*Available records*:
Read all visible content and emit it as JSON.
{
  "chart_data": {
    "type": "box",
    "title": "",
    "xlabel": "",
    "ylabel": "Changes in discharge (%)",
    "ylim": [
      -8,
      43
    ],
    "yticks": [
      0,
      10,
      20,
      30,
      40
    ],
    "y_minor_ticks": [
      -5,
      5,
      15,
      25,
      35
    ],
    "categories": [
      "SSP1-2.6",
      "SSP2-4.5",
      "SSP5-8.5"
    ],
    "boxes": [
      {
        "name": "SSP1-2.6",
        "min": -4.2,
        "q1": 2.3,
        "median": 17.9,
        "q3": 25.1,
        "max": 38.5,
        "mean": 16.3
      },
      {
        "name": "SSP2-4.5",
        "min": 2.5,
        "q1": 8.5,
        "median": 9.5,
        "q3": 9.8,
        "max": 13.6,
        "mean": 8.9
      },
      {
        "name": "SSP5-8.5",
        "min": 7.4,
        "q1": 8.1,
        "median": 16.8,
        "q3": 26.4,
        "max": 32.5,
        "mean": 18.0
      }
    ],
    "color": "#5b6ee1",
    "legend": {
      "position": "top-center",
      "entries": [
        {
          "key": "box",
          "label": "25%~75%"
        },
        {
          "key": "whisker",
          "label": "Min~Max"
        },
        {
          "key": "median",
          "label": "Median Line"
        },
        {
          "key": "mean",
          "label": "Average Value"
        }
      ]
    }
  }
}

*Work to do*:
Copy all of the data exactly.

*Answer for the task*:
Read all visible content and emit it as JSON.
{
  "chart_data": {
    "type": "box",
    "title": "",
    "xlabel": "",
    "ylabel": "Changes in discharge (%)",
    "ylim": [
      -8,
      43
    ],
    "yticks": [
      0,
      10,
      20,
      30,
      40
    ],
    "y_minor_ticks": [
      -5,
      5,
      15,
      25,
      35
    ],
    "categories": [
      "SSP1-2.6",
      "SSP2-4.5",
      "SSP5-8.5"
    ],
    "boxes": [
      {
        "name": "SSP1-2.6",
        "min": -4.2,
        "q1": 2.3,
        "median": 17.9,
        "q3": 25.1,
        "max": 38.5,
        "mean": 16.3
      },
      {
        "name": "SSP2-4.5",
        "min": 2.5,
        "q1": 8.5,
        "median": 9.5,
        "q3": 9.8,
        "max": 13.6,
        "mean": 8.9
      },
      {
        "name": "SSP5-8.5",
        "min": 7.4,
        "q1": 8.1,
        "median": 16.8,
        "q3": 26.4,
        "max": 32.5,
        "mean": 18.0
      }
    ],
    "color": "#5b6ee1",
    "legend": {
      "position": "top-center",
      "entries": [
        {
          "key": "box",
          "label": "25%~75%"
        },
        {
          "key": "whisker",
          "label": "Min~Max"
        },
        {
          "key": "median",
          "label": "Median Line"
        },
        {
          "key": "mean",
          "label": "Average Value"
        }
      ]
    }
  }
}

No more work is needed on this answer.